──────── Supplied records ────────
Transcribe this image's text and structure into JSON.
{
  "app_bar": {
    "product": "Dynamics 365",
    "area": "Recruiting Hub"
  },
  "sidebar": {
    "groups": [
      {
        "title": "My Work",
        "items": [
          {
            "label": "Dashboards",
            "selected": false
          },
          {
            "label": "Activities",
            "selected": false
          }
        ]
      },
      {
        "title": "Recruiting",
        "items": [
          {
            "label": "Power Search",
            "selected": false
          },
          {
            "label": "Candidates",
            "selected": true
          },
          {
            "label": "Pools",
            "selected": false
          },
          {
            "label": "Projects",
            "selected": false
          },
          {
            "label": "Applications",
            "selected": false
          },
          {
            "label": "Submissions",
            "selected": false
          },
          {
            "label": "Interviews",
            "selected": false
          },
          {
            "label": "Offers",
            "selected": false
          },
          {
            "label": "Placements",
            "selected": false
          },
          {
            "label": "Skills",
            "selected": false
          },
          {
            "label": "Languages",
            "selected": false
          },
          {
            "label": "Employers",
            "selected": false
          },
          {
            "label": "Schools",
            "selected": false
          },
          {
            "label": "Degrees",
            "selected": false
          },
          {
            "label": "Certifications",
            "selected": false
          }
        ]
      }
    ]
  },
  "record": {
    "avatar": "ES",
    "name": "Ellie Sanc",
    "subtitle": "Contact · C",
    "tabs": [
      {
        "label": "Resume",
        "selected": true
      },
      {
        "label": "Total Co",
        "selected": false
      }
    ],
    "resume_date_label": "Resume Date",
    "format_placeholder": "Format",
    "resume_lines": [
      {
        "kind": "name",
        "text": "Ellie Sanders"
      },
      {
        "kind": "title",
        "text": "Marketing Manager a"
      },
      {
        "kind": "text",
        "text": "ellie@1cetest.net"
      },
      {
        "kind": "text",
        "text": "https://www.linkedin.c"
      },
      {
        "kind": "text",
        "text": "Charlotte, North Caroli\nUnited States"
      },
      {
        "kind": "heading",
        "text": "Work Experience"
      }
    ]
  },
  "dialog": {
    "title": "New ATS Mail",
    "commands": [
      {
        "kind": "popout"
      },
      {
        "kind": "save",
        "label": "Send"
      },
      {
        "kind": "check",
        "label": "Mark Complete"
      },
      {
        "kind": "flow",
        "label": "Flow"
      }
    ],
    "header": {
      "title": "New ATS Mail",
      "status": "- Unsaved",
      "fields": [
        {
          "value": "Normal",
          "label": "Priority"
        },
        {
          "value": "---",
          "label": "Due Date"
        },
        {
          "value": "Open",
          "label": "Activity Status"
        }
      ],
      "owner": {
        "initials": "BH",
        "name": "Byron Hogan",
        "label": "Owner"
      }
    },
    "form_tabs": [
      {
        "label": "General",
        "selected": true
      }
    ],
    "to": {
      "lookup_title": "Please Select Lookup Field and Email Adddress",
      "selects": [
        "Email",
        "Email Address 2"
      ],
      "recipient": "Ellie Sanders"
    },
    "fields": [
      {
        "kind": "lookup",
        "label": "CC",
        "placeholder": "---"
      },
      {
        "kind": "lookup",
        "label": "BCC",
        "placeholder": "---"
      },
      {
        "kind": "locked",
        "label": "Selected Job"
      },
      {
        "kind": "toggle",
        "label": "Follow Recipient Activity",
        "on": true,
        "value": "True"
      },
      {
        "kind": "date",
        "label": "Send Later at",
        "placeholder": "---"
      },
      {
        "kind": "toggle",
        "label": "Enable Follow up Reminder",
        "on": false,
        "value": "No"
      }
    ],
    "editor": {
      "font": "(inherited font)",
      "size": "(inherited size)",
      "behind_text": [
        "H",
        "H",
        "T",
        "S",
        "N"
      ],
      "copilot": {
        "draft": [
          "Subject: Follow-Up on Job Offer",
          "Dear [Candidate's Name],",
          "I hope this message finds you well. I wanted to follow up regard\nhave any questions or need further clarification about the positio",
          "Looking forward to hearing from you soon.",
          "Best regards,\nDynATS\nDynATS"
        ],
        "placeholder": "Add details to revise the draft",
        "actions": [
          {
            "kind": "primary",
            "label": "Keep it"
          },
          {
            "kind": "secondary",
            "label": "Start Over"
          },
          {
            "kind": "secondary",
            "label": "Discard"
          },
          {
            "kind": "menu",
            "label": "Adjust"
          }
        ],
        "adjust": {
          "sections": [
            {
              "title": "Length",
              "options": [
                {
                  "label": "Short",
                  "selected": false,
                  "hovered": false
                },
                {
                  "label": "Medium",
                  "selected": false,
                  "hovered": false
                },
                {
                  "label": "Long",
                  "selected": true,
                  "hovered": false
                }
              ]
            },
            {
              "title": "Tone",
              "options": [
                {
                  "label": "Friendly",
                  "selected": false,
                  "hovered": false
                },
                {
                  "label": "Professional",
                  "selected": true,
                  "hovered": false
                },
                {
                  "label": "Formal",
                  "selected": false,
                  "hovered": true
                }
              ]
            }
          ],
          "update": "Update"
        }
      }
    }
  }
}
────────
● **What you are asked to do**
The records above are to be repeated exactly, in their entirety.

● **Exercise solution**
Transcribe this image's text and structure into JSON.
{
  "app_bar": {
    "product": "Dynamics 365",
    "area": "Recruiting Hub"
  },
  "sidebar": {
    "groups": [
      {
        "title": "My Work",
        "items": [
          {
            "label": "Dashboards",
            "selected": false
          },
          {
            "label": "Activities",
            "selected": false
          }
        ]
      },
      {
        "title": "Recruiting",
        "items": [
          {
            "label": "Power Search",
            "selected": false
          },
          {
            "label": "Candidates",
            "selected": true
          },
          {
            "label": "Pools",
            "selected": false
          },
          {
            "label": "Projects",
            "selected": false
          },
          {
            "label": "Applications",
            "selected": false
          },
          {
            "label": "Submissions",
            "selected": false
          },
          {
            "label": "Interviews",
            "selected": false
          },
          {
            "label": "Offers",
            "selected": false
          },
          {
            "label": "Placements",
            "selected": false
          },
          {
            "label": "Skills",
            "selected": false
          },
          {
            "label": "Languages",
            "selected": false
          },
          {
            "label": "Employers",
            "selected": false
          },
          {
            "label": "Schools",
            "selected": false
          },
          {
            "label": "Degrees",
            "selected": false
          },
          {
            "label": "Certifications",
            "selected": false
          }
        ]
      }
    ]
  },
  "record": {
    "avatar": "ES",
    "name": "Ellie Sanc",
    "subtitle": "Contact · C",
    "tabs": [
      {
        "label": "Resume",
        "selected": true
      },
      {
        "label": "Total Co",
        "selected": false
      }
    ],
    "resume_date_label": "Resume Date",
    "format_placeholder": "Format",
    "resume_lines": [
      {
        "kind": "name",
        "text": "Ellie Sanders"
      },
      {
        "kind": "title",
        "text": "Marketing Manager a"
      },
      {
        "kind": "text",
        "text": "ellie@1cetest.net"
      },
      {
        "kind": "text",
        "text": "https://www.linkedin.c"
      },
      {
        "kind": "text",
        "text": "Charlotte, North Caroli\nUnited States"
      },
      {
        "kind": "heading",
        "text": "Work Experience"
      }
    ]
  },
  "dialog": {
    "title": "New ATS Mail",
    "commands": [
      {
        "kind": "popout"
      },
      {
        "kind": "save",
        "label": "Send"
      },
      {
        "kind": "check",
        "label": "Mark Complete"
      },
      {
        "kind": "flow",
        "label": "Flow"
      }
    ],
    "header": {
      "title": "New ATS Mail",
      "status": "- Unsaved",
      "fields": [
        {
          "value": "Normal",
          "label": "Priority"
        },
        {
          "value": "---",
          "label": "Due Date"
        },
        {
          "value": "Open",
          "label": "Activity Status"
        }
      ],
      "owner": {
        "initials": "BH",
        "name": "Byron Hogan",
        "label": "Owner"
      }
    },
    "form_tabs": [
      {
        "label": "General",
        "selected": true
      }
    ],
    "to": {
      "lookup_title": "Please Select Lookup Field and Email Adddress",
      "selects": [
        "Email",
        "Email Address 2"
      ],
      "recipient": "Ellie Sanders"
    },
    "fields": [
      {
        "kind": "lookup",
        "label": "CC",
        "placeholder": "---"
      },
      {
        "kind": "lookup",
        "label": "BCC",
        "placeholder": "---"
      },
      {
        "kind": "locked",
        "label": "Selected Job"
      },
      {
        "kind": "toggle",
        "label": "Follow Recipient Activity",
        "on": true,
        "value": "True"
      },
      {
        "kind": "date",
        "label": "Send Later at",
        "placeholder": "---"
      },
      {
        "kind": "toggle",
        "label": "Enable Follow up Reminder",
        "on": false,
        "value": "No"
      }
    ],
    "editor": {
      "font": "(inherited font)",
      "size": "(inherited size)",
      "behind_text": [
        "H",
        "H",
        "T",
        "S",
        "N"
      ],
      "copilot": {
        "draft": [
          "Subject: Follow-Up on Job Offer",
          "Dear [Candidate's Name],",
          "I hope this message finds you well. I wanted to follow up regard\nhave any questions or need further clarification about the positio",
          "Looking forward to hearing from you soon.",
          "Best regards,\nDynATS\nDynATS"
        ],
        "placeholder": "Add details to revise the draft",
        "actions": [
          {
            "kind": "primary",
            "label": "Keep it"
          },
          {
            "kind": "secondary",
            "label": "Start Over"
          },
          {
            "kind": "secondary",
            "label": "Discard"
          },
          {
            "kind": "menu",
            "label": "Adjust"
          }
        ],
        "adjust": {
          "sections": [
            {
              "title": "Length",
              "options": [
                {
                  "label": "Short",
                  "selected": false,
                  "hovered": false
                },
                {
                  "label": "Medium",
                  "selected": false,
                  "hovered": false
                },
                {
                  "label": "Long",
                  "selected": true,
                  "hovered": false
                }
              ]
            },
            {
              "title": "Tone",
              "options": [
                {
                  "label": "Friendly",
                  "selected": false,
                  "hovered": false
                },
                {
                  "label": "Professional",
                  "selected": true,
                  "hovered": false
                },
                {
                  "label": "Formal",
                  "selected": false,
                  "hovered": true
                }
              ]
            }
          ],
          "update": "Update"
        }
      }
    }
  }
}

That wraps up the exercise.